Figure contents as structured data:

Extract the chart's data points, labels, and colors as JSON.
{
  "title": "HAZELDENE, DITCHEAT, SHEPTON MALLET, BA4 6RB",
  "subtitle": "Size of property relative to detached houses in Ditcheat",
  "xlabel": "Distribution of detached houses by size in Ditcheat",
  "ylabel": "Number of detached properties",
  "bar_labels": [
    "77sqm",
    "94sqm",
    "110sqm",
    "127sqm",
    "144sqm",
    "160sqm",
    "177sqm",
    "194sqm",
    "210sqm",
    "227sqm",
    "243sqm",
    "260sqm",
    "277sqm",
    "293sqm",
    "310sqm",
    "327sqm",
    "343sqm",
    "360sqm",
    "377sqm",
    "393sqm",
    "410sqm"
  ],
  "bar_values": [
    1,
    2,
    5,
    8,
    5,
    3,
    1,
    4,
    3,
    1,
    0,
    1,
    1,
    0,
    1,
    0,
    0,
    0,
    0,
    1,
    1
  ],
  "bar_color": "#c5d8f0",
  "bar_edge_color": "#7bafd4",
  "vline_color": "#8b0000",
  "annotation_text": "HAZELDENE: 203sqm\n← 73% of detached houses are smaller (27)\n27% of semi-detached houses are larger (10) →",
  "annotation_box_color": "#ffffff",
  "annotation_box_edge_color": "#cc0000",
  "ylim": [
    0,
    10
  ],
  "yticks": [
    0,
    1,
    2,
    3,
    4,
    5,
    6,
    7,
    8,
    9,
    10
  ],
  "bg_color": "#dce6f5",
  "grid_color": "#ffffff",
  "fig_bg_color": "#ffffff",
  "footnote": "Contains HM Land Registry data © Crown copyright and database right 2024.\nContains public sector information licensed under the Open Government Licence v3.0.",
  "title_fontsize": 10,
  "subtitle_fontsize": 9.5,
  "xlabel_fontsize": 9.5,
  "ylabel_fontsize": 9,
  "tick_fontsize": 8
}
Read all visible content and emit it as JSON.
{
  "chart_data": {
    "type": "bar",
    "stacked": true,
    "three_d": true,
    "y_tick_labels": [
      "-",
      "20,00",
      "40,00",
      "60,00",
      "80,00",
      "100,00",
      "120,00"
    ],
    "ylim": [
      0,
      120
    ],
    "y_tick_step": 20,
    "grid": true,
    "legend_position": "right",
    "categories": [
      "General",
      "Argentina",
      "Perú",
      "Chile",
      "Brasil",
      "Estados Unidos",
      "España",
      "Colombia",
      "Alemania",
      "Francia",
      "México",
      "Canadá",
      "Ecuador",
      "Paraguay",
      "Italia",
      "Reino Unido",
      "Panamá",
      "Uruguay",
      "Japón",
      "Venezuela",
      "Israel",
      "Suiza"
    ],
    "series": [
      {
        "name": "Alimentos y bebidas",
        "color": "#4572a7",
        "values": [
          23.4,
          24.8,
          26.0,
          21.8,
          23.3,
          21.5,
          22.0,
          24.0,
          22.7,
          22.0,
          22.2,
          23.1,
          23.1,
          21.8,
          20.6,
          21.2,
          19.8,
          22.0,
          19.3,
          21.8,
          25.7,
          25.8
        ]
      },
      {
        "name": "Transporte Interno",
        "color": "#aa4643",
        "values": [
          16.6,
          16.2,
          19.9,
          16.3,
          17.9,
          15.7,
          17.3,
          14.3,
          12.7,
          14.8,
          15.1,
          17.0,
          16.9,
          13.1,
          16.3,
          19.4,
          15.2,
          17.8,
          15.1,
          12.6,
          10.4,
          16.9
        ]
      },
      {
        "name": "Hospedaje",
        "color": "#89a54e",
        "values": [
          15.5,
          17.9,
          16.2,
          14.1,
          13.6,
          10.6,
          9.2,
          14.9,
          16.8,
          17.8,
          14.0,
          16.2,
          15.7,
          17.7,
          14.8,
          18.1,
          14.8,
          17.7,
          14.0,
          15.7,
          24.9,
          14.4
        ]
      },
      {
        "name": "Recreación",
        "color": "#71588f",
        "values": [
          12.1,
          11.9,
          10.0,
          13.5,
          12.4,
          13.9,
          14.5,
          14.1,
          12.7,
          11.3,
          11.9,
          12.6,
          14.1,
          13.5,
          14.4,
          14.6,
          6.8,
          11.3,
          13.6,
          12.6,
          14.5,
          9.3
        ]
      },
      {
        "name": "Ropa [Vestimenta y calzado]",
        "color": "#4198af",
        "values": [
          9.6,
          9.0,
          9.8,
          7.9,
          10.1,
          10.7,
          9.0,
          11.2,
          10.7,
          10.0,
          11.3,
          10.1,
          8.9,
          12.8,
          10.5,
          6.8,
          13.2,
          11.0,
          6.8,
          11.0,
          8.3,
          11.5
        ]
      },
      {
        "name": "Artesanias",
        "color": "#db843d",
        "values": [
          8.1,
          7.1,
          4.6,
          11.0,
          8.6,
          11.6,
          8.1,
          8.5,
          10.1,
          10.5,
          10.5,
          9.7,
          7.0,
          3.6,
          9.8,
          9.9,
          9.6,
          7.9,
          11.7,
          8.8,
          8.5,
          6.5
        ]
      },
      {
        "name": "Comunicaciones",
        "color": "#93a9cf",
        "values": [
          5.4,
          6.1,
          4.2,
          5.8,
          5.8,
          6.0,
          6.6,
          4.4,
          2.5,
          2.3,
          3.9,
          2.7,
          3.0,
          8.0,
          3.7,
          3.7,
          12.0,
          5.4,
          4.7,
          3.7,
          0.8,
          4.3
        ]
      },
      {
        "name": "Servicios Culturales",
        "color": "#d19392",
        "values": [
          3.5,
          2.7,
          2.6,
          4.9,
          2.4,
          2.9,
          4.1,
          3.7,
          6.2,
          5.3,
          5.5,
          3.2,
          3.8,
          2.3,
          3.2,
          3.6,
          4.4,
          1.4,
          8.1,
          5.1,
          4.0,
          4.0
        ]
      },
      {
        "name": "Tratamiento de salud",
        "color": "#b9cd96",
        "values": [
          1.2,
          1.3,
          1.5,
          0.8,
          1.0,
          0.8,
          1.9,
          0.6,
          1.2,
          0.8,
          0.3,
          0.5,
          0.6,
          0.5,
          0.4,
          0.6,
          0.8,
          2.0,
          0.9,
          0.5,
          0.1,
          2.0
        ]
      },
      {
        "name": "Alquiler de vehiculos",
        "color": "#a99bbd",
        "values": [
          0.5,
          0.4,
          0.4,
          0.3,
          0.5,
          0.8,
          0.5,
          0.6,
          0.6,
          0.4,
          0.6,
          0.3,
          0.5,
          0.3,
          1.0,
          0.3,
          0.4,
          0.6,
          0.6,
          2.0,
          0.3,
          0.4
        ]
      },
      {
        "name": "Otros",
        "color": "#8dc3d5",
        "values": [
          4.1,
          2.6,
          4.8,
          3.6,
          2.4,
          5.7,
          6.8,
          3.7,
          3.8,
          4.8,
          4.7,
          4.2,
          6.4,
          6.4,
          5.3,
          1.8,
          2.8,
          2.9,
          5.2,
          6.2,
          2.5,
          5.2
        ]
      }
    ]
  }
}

What you will do: Every record should be given again exactly.

Expected output:
Extract the chart's data points, labels, and colors as JSON.
{
  "title": "HAZELDENE, DITCHEAT, SHEPTON MALLET, BA4 6RB",
  "subtitle": "Size of property relative to detached houses in Ditcheat",
  "xlabel": "Distribution of detached houses by size in Ditcheat",
  "ylabel": "Number of detached properties",
  "bar_labels": [
    "77sqm",
    "94sqm",
    "110sqm",
    "127sqm",
    "144sqm",
    "160sqm",
    "177sqm",
    "194sqm",
    "210sqm",
    "227sqm",
    "243sqm",
    "260sqm",
    "277sqm",
    "293sqm",
    "310sqm",
    "327sqm",
    "343sqm",
    "360sqm",
    "377sqm",
    "393sqm",
    "410sqm"
  ],
  "bar_values": [
    1,
    2,
    5,
    8,
    5,
    3,
    1,
    4,
    3,
    1,
    0,
    1,
    1,
    0,
    1,
    0,
    0,
    0,
    0,
    1,
    1
  ],
  "bar_color": "#c5d8f0",
  "bar_edge_color": "#7bafd4",
  "vline_color": "#8b0000",
  "annotation_text": "HAZELDENE: 203sqm\n← 73% of detached houses are smaller (27)\n27% of semi-detached houses are larger (10) →",
  "annotation_box_color": "#ffffff",
  "annotation_box_edge_color": "#cc0000",
  "ylim": [
    0,
    10
  ],
  "yticks": [
    0,
    1,
    2,
    3,
    4,
    5,
    6,
    7,
    8,
    9,
    10
  ],
  "bg_color": "#dce6f5",
  "grid_color": "#ffffff",
  "fig_bg_color": "#ffffff",
  "footnote": "Contains HM Land Registry data © Crown copyright and database right 2024.\nContains public sector information licensed under the Open Government Licence v3.0.",
  "title_fontsize": 10,
  "subtitle_fontsize": 9.5,
  "xlabel_fontsize": 9.5,
  "ylabel_fontsize": 9,
  "tick_fontsize": 8
}
Read all visible content and emit it as JSON.
{
  "chart_data": {
    "type": "bar",
    "stacked": true,
    "three_d": true,
    "y_tick_labels": [
      "-",
      "20,00",
      "40,00",
      "60,00",
      "80,00",
      "100,00",
      "120,00"
    ],
    "ylim": [
      0,
      120
    ],
    "y_tick_step": 20,
    "grid": true,
    "legend_position": "right",
    "categories": [
      "General",
      "Argentina",
      "Perú",
      "Chile",
      "Brasil",
      "Estados Unidos",
      "España",
      "Colombia",
      "Alemania",
      "Francia",
      "México",
      "Canadá",
      "Ecuador",
      "Paraguay",
      "Italia",
      "Reino Unido",
      "Panamá",
      "Uruguay",
      "Japón",
      "Venezuela",
      "Israel",
      "Suiza"
    ],
    "series": [
      {
        "name": "Alimentos y bebidas",
        "color": "#4572a7",
        "values": [
          23.4,
          24.8,
          26.0,
          21.8,
          23.3,
          21.5,
          22.0,
          24.0,
          22.7,
          22.0,
          22.2,
          23.1,
          23.1,
          21.8,
          20.6,
          21.2,
          19.8,
          22.0,
          19.3,
          21.8,
          25.7,
          25.8
        ]
      },
      {
        "name": "Transporte Interno",
        "color": "#aa4643",
        "values": [
          16.6,
          16.2,
          19.9,
          16.3,
          17.9,
          15.7,
          17.3,
          14.3,
          12.7,
          14.8,
          15.1,
          17.0,
          16.9,
          13.1,
          16.3,
          19.4,
          15.2,
          17.8,
          15.1,
          12.6,
          10.4,
          16.9
        ]
      },
      {
        "name": "Hospedaje",
        "color": "#89a54e",
        "values": [
          15.5,
          17.9,
          16.2,
          14.1,
          13.6,
          10.6,
          9.2,
          14.9,
          16.8,
          17.8,
          14.0,
          16.2,
          15.7,
          17.7,
          14.8,
          18.1,
          14.8,
          17.7,
          14.0,
          15.7,
          24.9,
          14.4
        ]
      },
      {
        "name": "Recreación",
        "color": "#71588f",
        "values": [
          12.1,
          11.9,
          10.0,
          13.5,
          12.4,
          13.9,
          14.5,
          14.1,
          12.7,
          11.3,
          11.9,
          12.6,
          14.1,
          13.5,
          14.4,
          14.6,
          6.8,
          11.3,
          13.6,
          12.6,
          14.5,
          9.3
        ]
      },
      {
        "name": "Ropa [Vestimenta y calzado]",
        "color": "#4198af",
        "values": [
          9.6,
          9.0,
          9.8,
          7.9,
          10.1,
          10.7,
          9.0,
          11.2,
          10.7,
          10.0,
          11.3,
          10.1,
          8.9,
          12.8,
          10.5,
          6.8,
          13.2,
          11.0,
          6.8,
          11.0,
          8.3,
          11.5
        ]
      },
      {
        "name": "Artesanias",
        "color": "#db843d",
        "values": [
          8.1,
          7.1,
          4.6,
          11.0,
          8.6,
          11.6,
          8.1,
          8.5,
          10.1,
          10.5,
          10.5,
          9.7,
          7.0,
          3.6,
          9.8,
          9.9,
          9.6,
          7.9,
          11.7,
          8.8,
          8.5,
          6.5
        ]
      },
      {
        "name": "Comunicaciones",
        "color": "#93a9cf",
        "values": [
          5.4,
          6.1,
          4.2,
          5.8,
          5.8,
          6.0,
          6.6,
          4.4,
          2.5,
          2.3,
          3.9,
          2.7,
          3.0,
          8.0,
          3.7,
          3.7,
          12.0,
          5.4,
          4.7,
          3.7,
          0.8,
          4.3
        ]
      },
      {
        "name": "Servicios Culturales",
        "color": "#d19392",
        "values": [
          3.5,
          2.7,
          2.6,
          4.9,
          2.4,
          2.9,
          4.1,
          3.7,
          6.2,
          5.3,
          5.5,
          3.2,
          3.8,
          2.3,
          3.2,
          3.6,
          4.4,
          1.4,
          8.1,
          5.1,
          4.0,
          4.0
        ]
      },
      {
        "name": "Tratamiento de salud",
        "color": "#b9cd96",
        "values": [
          1.2,
          1.3,
          1.5,
          0.8,
          1.0,
          0.8,
          1.9,
          0.6,
          1.2,
          0.8,
          0.3,
          0.5,
          0.6,
          0.5,
          0.4,
          0.6,
          0.8,
          2.0,
          0.9,
          0.5,
          0.1,
          2.0
        ]
      },
      {
        "name": "Alquiler de vehiculos",
        "color": "#a99bbd",
        "values": [
          0.5,
          0.4,
          0.4,
          0.3,
          0.5,
          0.8,
          0.5,
          0.6,
          0.6,
          0.4,
          0.6,
          0.3,
          0.5,
          0.3,
          1.0,
          0.3,
          0.4,
          0.6,
          0.6,
          2.0,
          0.3,
          0.4
        ]
      },
      {
        "name": "Otros",
        "color": "#8dc3d5",
        "values": [
          4.1,
          2.6,
          4.8,
          3.6,
          2.4,
          5.7,
          6.8,
          3.7,
          3.8,
          4.8,
          4.7,
          4.2,
          6.4,
          6.4,
          5.3,
          1.8,
          2.8,
          2.9,
          5.2,
          6.2,
          2.5,
          5.2
        ]
      }
    ]
  }
}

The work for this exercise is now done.